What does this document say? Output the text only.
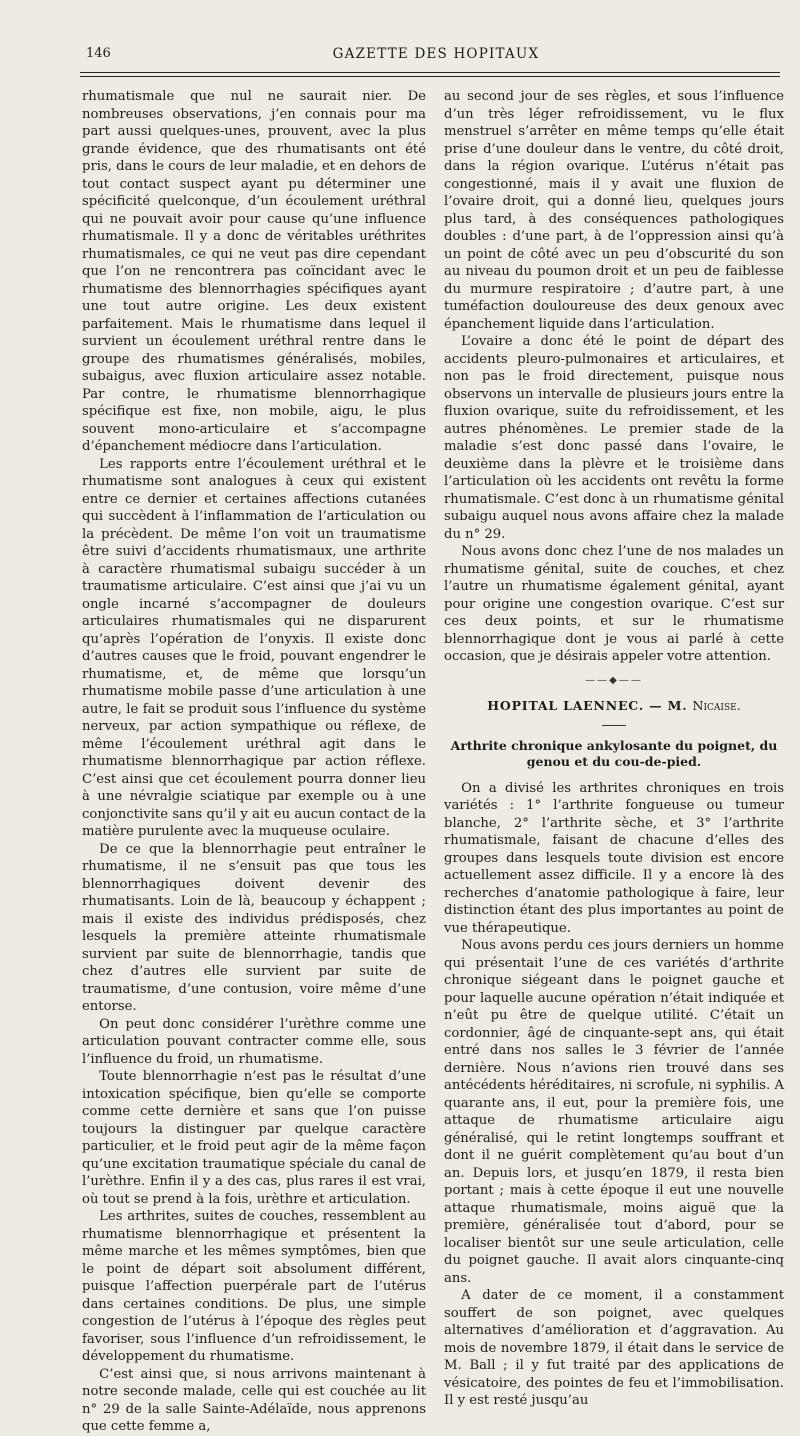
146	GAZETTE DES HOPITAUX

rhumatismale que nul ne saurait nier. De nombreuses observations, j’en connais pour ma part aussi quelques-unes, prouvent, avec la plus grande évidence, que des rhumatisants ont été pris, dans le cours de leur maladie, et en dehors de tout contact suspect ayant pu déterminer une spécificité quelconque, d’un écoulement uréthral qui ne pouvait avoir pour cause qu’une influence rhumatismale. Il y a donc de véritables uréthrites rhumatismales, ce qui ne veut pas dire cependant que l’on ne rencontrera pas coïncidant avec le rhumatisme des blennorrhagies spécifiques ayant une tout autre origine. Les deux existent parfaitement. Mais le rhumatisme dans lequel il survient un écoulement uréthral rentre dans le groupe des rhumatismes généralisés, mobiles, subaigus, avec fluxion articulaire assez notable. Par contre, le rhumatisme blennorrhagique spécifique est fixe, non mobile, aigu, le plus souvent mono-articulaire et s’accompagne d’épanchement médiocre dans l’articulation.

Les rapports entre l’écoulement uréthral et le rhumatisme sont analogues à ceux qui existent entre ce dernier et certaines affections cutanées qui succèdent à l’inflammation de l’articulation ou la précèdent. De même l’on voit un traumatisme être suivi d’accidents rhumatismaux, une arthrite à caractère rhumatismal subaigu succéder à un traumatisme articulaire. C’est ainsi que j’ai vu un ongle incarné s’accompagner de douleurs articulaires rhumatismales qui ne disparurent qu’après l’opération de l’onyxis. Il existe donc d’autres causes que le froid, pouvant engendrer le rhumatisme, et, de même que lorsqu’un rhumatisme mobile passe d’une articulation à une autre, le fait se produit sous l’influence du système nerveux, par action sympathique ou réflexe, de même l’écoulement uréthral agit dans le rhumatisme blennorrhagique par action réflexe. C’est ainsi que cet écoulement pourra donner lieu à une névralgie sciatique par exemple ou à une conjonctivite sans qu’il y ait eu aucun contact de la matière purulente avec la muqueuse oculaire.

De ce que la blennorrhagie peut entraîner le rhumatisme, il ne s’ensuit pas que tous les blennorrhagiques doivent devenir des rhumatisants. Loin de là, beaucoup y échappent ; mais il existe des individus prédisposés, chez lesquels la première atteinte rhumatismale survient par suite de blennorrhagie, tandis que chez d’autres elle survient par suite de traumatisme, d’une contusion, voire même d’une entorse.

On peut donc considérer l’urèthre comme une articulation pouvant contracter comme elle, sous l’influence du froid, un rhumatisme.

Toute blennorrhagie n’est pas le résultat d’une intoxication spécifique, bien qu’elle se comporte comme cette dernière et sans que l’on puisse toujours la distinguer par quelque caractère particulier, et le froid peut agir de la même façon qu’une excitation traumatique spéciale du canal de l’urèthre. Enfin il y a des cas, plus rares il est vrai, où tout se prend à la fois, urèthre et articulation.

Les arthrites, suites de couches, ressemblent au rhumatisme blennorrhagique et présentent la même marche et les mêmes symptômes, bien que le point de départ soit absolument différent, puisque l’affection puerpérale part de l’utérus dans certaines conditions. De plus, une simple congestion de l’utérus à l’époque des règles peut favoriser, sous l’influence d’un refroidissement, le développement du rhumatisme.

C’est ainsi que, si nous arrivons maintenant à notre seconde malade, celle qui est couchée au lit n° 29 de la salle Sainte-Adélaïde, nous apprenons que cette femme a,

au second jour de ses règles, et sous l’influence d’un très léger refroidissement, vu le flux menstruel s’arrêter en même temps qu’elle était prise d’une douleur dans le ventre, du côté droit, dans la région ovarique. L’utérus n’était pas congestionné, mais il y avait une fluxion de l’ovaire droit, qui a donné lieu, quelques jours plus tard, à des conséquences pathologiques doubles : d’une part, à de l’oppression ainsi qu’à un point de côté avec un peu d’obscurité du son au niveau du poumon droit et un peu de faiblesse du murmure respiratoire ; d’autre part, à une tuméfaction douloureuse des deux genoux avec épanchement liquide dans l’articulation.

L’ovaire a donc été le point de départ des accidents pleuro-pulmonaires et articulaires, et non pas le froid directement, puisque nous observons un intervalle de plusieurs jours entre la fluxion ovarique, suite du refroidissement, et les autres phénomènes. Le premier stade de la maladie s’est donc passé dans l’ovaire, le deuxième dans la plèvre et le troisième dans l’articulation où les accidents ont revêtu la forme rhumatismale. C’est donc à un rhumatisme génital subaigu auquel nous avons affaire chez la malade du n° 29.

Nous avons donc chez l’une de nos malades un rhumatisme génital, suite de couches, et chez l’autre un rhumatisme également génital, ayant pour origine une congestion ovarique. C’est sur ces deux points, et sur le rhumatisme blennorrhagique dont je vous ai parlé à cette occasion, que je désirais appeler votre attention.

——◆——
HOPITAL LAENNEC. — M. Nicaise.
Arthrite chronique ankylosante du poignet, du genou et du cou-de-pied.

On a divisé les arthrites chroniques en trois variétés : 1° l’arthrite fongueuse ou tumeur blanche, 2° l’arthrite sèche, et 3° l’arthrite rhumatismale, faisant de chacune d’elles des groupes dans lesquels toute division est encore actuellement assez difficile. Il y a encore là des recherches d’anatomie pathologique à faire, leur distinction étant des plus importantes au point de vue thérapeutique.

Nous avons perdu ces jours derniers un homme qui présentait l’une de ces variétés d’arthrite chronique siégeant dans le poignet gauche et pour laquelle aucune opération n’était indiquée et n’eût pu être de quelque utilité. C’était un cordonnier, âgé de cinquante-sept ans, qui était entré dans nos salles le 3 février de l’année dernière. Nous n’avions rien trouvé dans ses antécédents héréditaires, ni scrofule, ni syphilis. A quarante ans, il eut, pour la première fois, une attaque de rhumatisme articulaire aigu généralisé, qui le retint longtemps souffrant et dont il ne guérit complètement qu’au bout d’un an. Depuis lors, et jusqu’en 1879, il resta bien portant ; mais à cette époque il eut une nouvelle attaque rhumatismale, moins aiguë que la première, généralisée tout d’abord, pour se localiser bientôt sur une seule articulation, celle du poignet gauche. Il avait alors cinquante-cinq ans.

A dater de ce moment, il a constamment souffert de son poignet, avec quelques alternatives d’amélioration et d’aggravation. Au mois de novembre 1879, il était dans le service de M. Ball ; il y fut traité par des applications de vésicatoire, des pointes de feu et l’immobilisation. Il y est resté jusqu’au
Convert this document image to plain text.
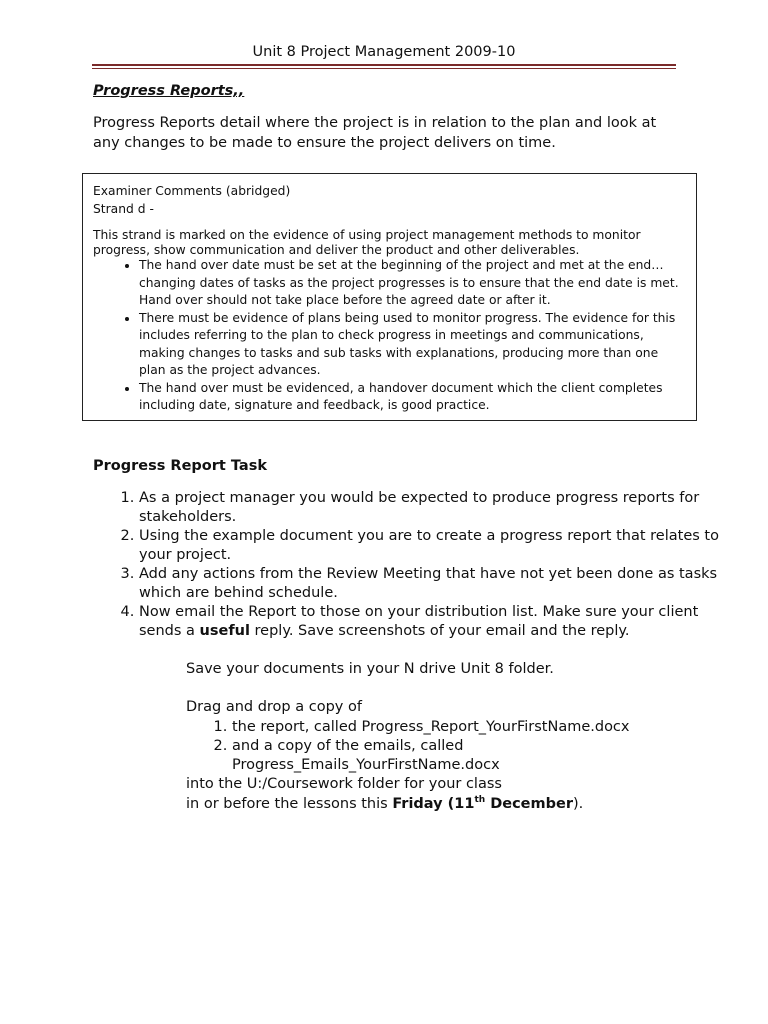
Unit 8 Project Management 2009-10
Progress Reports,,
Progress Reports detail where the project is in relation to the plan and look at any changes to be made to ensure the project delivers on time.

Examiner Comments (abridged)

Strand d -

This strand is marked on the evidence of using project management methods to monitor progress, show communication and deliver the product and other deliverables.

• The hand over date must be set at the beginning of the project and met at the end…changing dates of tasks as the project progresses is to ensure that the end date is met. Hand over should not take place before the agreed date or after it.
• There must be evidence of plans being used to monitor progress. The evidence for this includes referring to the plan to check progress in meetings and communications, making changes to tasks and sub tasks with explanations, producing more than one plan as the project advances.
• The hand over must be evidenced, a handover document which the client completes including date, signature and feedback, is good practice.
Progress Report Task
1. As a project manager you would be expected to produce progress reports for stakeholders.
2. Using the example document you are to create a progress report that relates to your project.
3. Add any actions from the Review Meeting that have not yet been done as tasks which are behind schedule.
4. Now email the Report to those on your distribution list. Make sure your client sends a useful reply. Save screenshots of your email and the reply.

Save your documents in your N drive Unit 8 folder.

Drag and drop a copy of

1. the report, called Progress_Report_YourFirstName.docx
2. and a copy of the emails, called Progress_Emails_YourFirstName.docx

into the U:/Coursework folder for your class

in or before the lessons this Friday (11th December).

------------------------------------

• _AIM OF THE TASK_
How many of the lines above hold the word "plan"? Give only that number.

• _EXERCISE ANSWER_
2